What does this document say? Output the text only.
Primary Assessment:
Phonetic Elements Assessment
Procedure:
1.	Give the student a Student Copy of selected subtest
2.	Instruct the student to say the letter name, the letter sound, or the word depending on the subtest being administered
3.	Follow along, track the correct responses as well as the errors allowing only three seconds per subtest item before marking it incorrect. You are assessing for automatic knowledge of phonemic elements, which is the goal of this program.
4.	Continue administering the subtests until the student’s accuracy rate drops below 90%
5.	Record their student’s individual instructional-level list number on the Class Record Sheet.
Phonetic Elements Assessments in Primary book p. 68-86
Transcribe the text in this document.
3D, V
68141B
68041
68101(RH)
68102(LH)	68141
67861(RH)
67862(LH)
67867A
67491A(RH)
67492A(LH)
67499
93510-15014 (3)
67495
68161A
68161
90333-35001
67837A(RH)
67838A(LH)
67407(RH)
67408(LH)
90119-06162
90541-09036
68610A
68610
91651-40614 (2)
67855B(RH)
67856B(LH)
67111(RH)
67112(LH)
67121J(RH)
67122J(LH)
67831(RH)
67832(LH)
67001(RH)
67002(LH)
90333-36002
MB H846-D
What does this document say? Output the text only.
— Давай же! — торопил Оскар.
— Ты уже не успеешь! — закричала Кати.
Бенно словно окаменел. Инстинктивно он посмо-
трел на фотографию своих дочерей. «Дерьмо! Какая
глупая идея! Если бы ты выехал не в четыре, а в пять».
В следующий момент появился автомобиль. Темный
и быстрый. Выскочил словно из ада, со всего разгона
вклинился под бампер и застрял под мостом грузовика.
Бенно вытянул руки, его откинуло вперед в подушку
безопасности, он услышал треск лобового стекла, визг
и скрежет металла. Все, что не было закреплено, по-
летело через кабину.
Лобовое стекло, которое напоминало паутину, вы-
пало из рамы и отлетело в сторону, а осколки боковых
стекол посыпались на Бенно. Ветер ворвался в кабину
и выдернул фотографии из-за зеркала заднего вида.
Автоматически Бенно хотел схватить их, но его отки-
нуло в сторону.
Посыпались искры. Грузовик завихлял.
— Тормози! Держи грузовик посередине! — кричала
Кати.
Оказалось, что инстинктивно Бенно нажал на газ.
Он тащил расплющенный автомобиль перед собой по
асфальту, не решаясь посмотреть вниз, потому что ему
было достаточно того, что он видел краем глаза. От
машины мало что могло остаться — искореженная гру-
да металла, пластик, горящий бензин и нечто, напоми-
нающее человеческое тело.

_What you have to do:_
Filter the records above for lines containing the word "кабину", and copy those lines.

_Complete answer:_
летело через кабину.
стекол посыпались на Бенно. Ветер ворвался в кабину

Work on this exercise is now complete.